##### Provided records #####

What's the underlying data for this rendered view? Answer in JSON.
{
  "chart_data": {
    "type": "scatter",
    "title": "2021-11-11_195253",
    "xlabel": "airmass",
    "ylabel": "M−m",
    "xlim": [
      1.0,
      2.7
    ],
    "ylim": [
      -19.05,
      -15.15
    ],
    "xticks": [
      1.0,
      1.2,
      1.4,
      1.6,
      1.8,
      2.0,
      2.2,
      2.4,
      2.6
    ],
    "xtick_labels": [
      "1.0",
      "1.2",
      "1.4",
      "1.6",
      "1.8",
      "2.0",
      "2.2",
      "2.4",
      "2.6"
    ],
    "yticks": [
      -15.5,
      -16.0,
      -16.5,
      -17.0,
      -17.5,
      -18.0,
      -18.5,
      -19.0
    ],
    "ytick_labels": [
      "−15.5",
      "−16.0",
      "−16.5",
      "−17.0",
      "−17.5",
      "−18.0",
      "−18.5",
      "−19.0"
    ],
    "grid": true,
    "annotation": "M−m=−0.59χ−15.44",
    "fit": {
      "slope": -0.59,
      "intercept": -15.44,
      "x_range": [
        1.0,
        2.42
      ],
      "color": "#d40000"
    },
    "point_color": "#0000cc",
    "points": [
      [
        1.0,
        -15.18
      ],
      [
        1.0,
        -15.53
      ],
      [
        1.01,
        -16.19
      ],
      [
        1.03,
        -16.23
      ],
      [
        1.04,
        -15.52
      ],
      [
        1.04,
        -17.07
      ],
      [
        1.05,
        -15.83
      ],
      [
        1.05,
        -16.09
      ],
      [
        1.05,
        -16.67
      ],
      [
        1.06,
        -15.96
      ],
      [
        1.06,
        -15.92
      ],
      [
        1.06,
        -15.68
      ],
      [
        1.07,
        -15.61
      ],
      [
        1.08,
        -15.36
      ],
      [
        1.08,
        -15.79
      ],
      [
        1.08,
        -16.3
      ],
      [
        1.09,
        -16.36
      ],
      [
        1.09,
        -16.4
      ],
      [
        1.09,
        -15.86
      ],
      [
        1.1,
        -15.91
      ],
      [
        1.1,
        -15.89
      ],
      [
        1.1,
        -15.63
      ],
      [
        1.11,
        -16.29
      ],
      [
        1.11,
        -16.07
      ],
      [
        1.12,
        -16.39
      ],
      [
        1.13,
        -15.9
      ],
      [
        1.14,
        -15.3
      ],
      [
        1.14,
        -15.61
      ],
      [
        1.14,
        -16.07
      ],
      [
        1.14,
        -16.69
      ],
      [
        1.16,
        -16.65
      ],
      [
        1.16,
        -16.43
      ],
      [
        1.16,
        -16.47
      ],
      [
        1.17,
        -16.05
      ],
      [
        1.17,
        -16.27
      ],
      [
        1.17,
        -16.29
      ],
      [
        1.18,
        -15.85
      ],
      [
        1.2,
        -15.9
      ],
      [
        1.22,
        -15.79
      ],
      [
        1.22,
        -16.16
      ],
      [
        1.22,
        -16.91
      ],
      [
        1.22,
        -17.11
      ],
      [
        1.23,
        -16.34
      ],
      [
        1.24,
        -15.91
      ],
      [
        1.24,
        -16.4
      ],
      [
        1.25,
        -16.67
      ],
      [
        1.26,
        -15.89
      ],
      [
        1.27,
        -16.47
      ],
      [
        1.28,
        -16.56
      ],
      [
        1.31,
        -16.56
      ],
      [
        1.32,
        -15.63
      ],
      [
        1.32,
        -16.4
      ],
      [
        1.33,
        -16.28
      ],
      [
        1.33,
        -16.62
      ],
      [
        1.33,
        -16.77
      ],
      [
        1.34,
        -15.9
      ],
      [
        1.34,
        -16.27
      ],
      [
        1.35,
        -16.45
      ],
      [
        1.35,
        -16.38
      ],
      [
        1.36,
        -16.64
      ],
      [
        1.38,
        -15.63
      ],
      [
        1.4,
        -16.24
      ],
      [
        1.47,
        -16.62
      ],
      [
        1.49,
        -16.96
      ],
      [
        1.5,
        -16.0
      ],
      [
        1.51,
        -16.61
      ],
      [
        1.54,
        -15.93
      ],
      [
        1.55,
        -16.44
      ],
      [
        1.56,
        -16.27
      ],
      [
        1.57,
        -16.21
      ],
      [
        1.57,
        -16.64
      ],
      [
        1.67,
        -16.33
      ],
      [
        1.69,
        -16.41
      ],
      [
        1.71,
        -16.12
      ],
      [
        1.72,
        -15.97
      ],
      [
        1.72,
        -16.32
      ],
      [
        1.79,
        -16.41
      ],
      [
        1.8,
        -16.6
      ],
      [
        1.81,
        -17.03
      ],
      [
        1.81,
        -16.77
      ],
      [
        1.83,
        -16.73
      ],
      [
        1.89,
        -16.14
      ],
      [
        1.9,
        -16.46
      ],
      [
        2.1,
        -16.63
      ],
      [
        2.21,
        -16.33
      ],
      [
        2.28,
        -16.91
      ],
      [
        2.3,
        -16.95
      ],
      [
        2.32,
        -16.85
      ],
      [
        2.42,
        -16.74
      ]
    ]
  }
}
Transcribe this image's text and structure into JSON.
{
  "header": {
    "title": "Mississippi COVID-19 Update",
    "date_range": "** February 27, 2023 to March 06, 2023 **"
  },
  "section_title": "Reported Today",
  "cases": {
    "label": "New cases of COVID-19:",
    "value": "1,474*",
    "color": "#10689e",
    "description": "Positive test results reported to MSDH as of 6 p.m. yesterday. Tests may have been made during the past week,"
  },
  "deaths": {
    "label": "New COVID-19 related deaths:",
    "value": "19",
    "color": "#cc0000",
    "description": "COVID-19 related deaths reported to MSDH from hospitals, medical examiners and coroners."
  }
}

#####

Exercise prompt - Repeat the data above, word for word.

Final answer -
What's the underlying data for this rendered view? Answer in JSON.
{
  "chart_data": {
    "type": "scatter",
    "title": "2021-11-11_195253",
    "xlabel": "airmass",
    "ylabel": "M−m",
    "xlim": [
      1.0,
      2.7
    ],
    "ylim": [
      -19.05,
      -15.15
    ],
    "xticks": [
      1.0,
      1.2,
      1.4,
      1.6,
      1.8,
      2.0,
      2.2,
      2.4,
      2.6
    ],
    "xtick_labels": [
      "1.0",
      "1.2",
      "1.4",
      "1.6",
      "1.8",
      "2.0",
      "2.2",
      "2.4",
      "2.6"
    ],
    "yticks": [
      -15.5,
      -16.0,
      -16.5,
      -17.0,
      -17.5,
      -18.0,
      -18.5,
      -19.0
    ],
    "ytick_labels": [
      "−15.5",
      "−16.0",
      "−16.5",
      "−17.0",
      "−17.5",
      "−18.0",
      "−18.5",
      "−19.0"
    ],
    "grid": true,
    "annotation": "M−m=−0.59χ−15.44",
    "fit": {
      "slope": -0.59,
      "intercept": -15.44,
      "x_range": [
        1.0,
        2.42
      ],
      "color": "#d40000"
    },
    "point_color": "#0000cc",
    "points": [
      [
        1.0,
        -15.18
      ],
      [
        1.0,
        -15.53
      ],
      [
        1.01,
        -16.19
      ],
      [
        1.03,
        -16.23
      ],
      [
        1.04,
        -15.52
      ],
      [
        1.04,
        -17.07
      ],
      [
        1.05,
        -15.83
      ],
      [
        1.05,
        -16.09
      ],
      [
        1.05,
        -16.67
      ],
      [
        1.06,
        -15.96
      ],
      [
        1.06,
        -15.92
      ],
      [
        1.06,
        -15.68
      ],
      [
        1.07,
        -15.61
      ],
      [
        1.08,
        -15.36
      ],
      [
        1.08,
        -15.79
      ],
      [
        1.08,
        -16.3
      ],
      [
        1.09,
        -16.36
      ],
      [
        1.09,
        -16.4
      ],
      [
        1.09,
        -15.86
      ],
      [
        1.1,
        -15.91
      ],
      [
        1.1,
        -15.89
      ],
      [
        1.1,
        -15.63
      ],
      [
        1.11,
        -16.29
      ],
      [
        1.11,
        -16.07
      ],
      [
        1.12,
        -16.39
      ],
      [
        1.13,
        -15.9
      ],
      [
        1.14,
        -15.3
      ],
      [
        1.14,
        -15.61
      ],
      [
        1.14,
        -16.07
      ],
      [
        1.14,
        -16.69
      ],
      [
        1.16,
        -16.65
      ],
      [
        1.16,
        -16.43
      ],
      [
        1.16,
        -16.47
      ],
      [
        1.17,
        -16.05
      ],
      [
        1.17,
        -16.27
      ],
      [
        1.17,
        -16.29
      ],
      [
        1.18,
        -15.85
      ],
      [
        1.2,
        -15.9
      ],
      [
        1.22,
        -15.79
      ],
      [
        1.22,
        -16.16
      ],
      [
        1.22,
        -16.91
      ],
      [
        1.22,
        -17.11
      ],
      [
        1.23,
        -16.34
      ],
      [
        1.24,
        -15.91
      ],
      [
        1.24,
        -16.4
      ],
      [
        1.25,
        -16.67
      ],
      [
        1.26,
        -15.89
      ],
      [
        1.27,
        -16.47
      ],
      [
        1.28,
        -16.56
      ],
      [
        1.31,
        -16.56
      ],
      [
        1.32,
        -15.63
      ],
      [
        1.32,
        -16.4
      ],
      [
        1.33,
        -16.28
      ],
      [
        1.33,
        -16.62
      ],
      [
        1.33,
        -16.77
      ],
      [
        1.34,
        -15.9
      ],
      [
        1.34,
        -16.27
      ],
      [
        1.35,
        -16.45
      ],
      [
        1.35,
        -16.38
      ],
      [
        1.36,
        -16.64
      ],
      [
        1.38,
        -15.63
      ],
      [
        1.4,
        -16.24
      ],
      [
        1.47,
        -16.62
      ],
      [
        1.49,
        -16.96
      ],
      [
        1.5,
        -16.0
      ],
      [
        1.51,
        -16.61
      ],
      [
        1.54,
        -15.93
      ],
      [
        1.55,
        -16.44
      ],
      [
        1.56,
        -16.27
      ],
      [
        1.57,
        -16.21
      ],
      [
        1.57,
        -16.64
      ],
      [
        1.67,
        -16.33
      ],
      [
        1.69,
        -16.41
      ],
      [
        1.71,
        -16.12
      ],
      [
        1.72,
        -15.97
      ],
      [
        1.72,
        -16.32
      ],
      [
        1.79,
        -16.41
      ],
      [
        1.8,
        -16.6
      ],
      [
        1.81,
        -17.03
      ],
      [
        1.81,
        -16.77
      ],
      [
        1.83,
        -16.73
      ],
      [
        1.89,
        -16.14
      ],
      [
        1.9,
        -16.46
      ],
      [
        2.1,
        -16.63
      ],
      [
        2.21,
        -16.33
      ],
      [
        2.28,
        -16.91
      ],
      [
        2.3,
        -16.95
      ],
      [
        2.32,
        -16.85
      ],
      [
        2.42,
        -16.74
      ]
    ]
  }
}
Transcribe this image's text and structure into JSON.
{
  "header": {
    "title": "Mississippi COVID-19 Update",
    "date_range": "** February 27, 2023 to March 06, 2023 **"
  },
  "section_title": "Reported Today",
  "cases": {
    "label": "New cases of COVID-19:",
    "value": "1,474*",
    "color": "#10689e",
    "description": "Positive test results reported to MSDH as of 6 p.m. yesterday. Tests may have been made during the past week,"
  },
  "deaths": {
    "label": "New COVID-19 related deaths:",
    "value": "19",
    "color": "#cc0000",
    "description": "COVID-19 related deaths reported to MSDH from hospitals, medical examiners and coroners."
  }
}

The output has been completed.